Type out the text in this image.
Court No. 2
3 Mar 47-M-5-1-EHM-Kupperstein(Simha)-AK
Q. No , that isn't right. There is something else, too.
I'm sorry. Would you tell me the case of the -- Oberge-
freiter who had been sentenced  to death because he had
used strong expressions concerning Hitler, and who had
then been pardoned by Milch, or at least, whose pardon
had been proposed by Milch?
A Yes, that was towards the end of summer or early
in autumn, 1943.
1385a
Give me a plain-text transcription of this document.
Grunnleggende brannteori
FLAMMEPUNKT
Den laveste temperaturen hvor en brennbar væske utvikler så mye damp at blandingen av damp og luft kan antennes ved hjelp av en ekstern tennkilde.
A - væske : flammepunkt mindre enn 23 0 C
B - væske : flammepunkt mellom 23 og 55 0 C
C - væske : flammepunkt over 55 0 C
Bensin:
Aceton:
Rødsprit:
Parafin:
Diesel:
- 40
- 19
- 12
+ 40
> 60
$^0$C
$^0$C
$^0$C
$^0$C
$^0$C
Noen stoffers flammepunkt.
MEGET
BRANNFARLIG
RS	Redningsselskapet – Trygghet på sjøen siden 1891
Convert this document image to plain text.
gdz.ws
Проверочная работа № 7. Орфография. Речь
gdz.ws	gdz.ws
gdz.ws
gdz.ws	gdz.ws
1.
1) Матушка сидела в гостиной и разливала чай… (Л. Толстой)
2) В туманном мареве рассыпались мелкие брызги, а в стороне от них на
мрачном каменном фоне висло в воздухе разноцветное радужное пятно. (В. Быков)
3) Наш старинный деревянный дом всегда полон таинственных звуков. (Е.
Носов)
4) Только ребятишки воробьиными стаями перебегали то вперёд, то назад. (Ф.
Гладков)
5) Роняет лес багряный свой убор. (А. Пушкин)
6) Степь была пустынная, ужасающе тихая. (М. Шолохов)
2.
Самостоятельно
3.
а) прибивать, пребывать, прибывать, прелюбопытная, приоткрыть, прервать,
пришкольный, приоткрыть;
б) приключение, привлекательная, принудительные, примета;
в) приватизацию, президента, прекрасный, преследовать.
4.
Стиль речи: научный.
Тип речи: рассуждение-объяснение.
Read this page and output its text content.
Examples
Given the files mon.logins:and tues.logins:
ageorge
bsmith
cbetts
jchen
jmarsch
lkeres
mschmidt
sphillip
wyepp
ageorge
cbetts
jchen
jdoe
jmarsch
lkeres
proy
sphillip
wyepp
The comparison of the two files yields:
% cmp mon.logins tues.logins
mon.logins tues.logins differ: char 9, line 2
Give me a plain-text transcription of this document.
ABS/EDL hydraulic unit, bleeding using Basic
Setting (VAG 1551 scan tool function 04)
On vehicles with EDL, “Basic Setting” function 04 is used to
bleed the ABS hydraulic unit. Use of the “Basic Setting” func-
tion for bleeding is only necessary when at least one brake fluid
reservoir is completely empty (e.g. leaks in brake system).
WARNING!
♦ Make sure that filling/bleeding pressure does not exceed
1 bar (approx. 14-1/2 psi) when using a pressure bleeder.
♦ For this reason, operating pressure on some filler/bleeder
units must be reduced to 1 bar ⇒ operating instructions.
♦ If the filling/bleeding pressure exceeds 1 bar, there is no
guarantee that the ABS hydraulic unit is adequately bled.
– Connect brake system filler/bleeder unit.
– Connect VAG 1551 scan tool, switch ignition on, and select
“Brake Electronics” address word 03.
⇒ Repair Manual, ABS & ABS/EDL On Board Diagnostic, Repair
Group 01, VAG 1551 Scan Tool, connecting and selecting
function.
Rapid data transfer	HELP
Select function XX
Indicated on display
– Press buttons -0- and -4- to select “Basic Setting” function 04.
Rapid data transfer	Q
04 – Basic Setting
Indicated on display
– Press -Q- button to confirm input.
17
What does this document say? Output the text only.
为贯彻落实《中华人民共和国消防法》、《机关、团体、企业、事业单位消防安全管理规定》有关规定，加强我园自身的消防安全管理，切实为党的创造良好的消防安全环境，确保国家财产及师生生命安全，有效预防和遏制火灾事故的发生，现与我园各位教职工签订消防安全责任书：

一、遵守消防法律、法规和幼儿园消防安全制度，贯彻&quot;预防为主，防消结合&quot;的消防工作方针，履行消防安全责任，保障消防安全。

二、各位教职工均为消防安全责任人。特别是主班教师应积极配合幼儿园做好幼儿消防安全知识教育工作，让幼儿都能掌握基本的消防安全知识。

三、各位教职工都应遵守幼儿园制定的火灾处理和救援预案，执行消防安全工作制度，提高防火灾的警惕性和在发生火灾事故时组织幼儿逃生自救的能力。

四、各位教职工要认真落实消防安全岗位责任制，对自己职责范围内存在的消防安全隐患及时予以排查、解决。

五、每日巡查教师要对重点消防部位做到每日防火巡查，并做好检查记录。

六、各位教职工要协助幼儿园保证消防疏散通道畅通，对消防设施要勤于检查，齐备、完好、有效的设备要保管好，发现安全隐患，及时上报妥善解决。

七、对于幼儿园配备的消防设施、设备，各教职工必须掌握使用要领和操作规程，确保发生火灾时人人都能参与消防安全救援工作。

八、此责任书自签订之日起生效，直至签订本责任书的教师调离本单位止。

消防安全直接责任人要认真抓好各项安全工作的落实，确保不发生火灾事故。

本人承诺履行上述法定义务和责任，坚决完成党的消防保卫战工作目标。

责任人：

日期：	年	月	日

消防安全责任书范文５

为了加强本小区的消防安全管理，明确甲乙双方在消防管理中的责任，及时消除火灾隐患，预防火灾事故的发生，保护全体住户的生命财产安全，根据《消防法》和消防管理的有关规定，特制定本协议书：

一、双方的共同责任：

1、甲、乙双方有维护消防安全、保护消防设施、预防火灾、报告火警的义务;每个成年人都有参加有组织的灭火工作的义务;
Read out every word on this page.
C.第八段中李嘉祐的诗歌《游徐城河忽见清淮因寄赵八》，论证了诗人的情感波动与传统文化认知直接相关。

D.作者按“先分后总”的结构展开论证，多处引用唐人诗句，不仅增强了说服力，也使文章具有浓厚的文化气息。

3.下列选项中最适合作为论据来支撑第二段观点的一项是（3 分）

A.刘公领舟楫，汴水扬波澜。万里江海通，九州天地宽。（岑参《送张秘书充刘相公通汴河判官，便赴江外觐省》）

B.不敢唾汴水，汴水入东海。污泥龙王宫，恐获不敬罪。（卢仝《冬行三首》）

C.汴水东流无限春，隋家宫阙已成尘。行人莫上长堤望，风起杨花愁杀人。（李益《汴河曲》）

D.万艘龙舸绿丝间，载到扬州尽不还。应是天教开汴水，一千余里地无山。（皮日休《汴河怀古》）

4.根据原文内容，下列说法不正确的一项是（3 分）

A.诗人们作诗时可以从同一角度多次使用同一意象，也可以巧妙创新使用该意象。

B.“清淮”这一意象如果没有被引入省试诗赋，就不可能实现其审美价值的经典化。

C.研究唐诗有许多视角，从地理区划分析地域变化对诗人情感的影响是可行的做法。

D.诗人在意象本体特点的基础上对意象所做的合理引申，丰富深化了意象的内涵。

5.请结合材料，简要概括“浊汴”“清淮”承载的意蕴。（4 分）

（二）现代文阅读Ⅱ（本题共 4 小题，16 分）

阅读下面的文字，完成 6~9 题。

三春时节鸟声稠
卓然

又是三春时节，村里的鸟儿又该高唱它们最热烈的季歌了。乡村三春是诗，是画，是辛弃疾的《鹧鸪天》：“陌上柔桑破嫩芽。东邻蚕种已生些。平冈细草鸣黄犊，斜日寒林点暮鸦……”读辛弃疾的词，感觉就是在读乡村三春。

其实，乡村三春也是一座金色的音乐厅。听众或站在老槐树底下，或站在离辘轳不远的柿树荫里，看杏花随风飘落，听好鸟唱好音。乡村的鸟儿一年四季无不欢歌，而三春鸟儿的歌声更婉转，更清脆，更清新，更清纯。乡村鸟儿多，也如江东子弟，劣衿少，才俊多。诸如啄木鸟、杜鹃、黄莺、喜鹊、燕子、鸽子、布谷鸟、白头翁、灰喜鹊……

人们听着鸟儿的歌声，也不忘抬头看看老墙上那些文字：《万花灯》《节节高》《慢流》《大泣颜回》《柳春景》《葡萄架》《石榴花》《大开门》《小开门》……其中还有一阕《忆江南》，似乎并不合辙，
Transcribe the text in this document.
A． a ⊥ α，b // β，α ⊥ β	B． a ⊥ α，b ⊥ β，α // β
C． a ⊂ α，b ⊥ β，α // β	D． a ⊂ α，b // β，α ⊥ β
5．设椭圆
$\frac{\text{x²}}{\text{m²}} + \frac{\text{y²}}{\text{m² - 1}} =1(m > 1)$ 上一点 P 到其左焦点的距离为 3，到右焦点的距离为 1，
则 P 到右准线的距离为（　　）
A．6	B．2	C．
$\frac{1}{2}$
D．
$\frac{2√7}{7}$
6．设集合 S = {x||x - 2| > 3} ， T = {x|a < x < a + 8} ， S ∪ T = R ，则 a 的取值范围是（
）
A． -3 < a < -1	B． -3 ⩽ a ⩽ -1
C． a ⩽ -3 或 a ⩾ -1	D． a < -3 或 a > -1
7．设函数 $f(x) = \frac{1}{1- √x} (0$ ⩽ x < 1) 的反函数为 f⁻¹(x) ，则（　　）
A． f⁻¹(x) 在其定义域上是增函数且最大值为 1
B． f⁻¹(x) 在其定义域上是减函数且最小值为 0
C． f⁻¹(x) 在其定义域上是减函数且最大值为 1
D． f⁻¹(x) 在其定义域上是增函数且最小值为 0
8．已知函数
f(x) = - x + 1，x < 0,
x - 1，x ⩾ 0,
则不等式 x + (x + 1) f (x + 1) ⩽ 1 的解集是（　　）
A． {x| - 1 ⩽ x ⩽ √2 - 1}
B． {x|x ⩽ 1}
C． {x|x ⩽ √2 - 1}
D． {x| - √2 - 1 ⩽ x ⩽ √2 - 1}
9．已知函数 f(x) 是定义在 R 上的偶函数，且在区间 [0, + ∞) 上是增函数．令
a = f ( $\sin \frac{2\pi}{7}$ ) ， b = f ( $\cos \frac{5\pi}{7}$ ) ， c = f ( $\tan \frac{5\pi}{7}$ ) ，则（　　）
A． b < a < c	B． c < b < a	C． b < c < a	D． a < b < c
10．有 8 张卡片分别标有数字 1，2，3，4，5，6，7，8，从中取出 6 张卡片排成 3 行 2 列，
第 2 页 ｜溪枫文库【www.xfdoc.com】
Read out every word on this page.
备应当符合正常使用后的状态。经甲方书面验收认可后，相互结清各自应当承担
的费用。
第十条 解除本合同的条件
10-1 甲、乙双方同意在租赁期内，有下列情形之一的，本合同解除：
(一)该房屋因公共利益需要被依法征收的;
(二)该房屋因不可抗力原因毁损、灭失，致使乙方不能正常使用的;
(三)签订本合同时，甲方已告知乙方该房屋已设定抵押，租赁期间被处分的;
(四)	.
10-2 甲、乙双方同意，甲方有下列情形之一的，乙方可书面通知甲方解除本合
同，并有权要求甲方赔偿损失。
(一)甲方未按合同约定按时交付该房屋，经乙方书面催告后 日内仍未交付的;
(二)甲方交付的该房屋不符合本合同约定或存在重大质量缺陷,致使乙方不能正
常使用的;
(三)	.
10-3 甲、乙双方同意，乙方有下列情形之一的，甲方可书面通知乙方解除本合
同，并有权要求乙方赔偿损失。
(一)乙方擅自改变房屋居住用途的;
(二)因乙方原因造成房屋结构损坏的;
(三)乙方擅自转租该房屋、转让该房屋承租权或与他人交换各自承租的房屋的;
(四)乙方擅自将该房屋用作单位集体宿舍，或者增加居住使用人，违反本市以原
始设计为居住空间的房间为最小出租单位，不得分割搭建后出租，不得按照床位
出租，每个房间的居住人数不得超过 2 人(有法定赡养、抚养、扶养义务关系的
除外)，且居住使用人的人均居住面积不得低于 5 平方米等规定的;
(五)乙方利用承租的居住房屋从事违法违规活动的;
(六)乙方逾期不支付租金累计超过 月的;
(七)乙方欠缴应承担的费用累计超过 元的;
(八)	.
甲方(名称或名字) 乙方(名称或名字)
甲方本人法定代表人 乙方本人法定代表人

* [EXERCISE TASK]
Looking at the data above, show all lines where the word "document" occurs.

* [SOLUTION TO THIS EXERCISE]
Give me a plain-text transcription of this document.
Convert this document image to plain text.
Give me a plain-text transcription of this document.
What does this document say? Output the text only.
Transcribe the text in this document.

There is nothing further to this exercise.